TASK BRIEF -
Rewrite the passage about the First Circuit's Tinker ruling from "The reasoning of" up to and including "of the other.", swapping "semantic" for "verbal".

PASSAGE TO READ -
Segment Open

While the First Circuit affirmed the right of the school to prohibit the shirt, it did so based on the other prong of the Tinker test, i.e. the material and substantial disruption prong.  The Court framed the test as whether and how Tinker would apply “to passive and silent expression that does not target any specific student or students but assertedly demeans a personal characteristic like race, sex, religion, or sexual orientation that other students at the school share.”  While I have read articles criticizing the First Circuit for abandoning the “invasion of the rights of others” test and instead relying on the “the material and substantial disruption” test in a case where there was no real disruption, I think those articles missed the point: after an extensive review of similar cases from other circuits, the First Circuit essentially held that which prong of Tinker was applicable did not matter:

The reasoning of these rulings suggests that distinctions between the two Tinker limitations in the context of student speech that assertedly demeans personal characteristics — like race, sex, religion, or sexual orientation — may be more semantic than real…. Our review of the rulings discussed above also reveals no obvious rationale for concluding that one limitation applies to the exclusion of the other.

Segment Closed

SUPPLIED RECORDS -

Segment Open

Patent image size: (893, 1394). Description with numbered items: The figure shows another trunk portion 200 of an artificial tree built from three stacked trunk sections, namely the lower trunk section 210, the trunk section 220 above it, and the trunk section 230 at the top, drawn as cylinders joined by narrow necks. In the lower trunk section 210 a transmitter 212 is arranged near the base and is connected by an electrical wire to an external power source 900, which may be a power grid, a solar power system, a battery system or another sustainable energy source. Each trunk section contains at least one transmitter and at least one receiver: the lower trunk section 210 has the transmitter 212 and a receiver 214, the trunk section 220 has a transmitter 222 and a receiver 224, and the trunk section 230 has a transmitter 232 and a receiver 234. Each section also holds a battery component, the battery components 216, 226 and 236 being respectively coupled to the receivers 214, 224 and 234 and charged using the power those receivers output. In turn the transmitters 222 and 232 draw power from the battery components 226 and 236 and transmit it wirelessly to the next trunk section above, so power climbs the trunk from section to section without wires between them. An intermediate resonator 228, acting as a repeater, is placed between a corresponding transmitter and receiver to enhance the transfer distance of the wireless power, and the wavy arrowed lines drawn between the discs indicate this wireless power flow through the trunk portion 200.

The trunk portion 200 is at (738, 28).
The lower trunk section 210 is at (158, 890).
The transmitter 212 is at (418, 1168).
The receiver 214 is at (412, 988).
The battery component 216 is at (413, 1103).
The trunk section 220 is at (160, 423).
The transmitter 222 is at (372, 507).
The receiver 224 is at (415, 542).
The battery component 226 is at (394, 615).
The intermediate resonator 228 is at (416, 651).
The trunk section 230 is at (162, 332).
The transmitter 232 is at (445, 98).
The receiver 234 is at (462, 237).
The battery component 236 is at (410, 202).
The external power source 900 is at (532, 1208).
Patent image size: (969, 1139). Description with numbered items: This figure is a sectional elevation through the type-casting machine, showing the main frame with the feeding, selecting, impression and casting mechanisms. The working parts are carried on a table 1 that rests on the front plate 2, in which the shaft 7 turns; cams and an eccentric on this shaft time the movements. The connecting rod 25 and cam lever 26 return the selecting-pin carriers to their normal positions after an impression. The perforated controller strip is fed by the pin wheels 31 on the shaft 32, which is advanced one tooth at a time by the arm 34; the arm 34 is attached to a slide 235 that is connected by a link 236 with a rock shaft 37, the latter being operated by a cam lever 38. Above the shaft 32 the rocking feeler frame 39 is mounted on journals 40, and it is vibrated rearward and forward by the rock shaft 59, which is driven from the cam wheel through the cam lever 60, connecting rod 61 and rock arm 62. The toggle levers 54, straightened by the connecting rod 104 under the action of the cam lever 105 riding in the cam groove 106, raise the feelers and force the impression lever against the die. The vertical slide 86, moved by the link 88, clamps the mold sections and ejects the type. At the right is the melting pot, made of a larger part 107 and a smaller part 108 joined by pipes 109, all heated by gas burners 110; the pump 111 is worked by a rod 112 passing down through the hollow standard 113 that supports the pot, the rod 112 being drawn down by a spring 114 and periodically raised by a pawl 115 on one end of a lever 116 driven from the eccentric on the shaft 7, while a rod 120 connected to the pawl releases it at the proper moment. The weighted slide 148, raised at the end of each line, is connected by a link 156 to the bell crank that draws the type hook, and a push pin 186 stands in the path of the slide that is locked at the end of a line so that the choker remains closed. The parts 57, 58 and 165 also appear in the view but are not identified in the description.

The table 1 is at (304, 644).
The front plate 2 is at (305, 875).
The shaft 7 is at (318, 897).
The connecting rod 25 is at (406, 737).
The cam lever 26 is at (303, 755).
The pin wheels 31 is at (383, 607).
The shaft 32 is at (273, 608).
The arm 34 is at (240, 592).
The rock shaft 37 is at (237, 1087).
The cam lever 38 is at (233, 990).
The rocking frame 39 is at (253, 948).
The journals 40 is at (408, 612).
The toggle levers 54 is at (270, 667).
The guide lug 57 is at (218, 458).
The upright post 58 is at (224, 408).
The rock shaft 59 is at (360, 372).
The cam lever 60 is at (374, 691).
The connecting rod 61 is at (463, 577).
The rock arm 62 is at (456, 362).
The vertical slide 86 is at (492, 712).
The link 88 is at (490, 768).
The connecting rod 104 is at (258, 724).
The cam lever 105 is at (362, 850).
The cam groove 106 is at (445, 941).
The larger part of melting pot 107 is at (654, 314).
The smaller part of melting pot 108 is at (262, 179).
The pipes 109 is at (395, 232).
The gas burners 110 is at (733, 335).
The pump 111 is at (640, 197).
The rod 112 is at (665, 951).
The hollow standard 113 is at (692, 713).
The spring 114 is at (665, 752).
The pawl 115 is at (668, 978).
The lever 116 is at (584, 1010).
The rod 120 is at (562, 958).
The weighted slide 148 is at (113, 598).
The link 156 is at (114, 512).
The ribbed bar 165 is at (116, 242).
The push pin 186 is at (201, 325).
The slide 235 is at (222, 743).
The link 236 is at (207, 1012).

Segment Closed

TASK RESULT -
The reasoning of these rulings suggests that distinctions between the two Tinker limitations in the context of student speech that assertedly demeans personal characteristics — like race, sex, religion, or sexual orientation — may be more verbal than real…. Our review of the rulings discussed above also reveals no obvious rationale for concluding that one limitation applies to the exclusion of the other.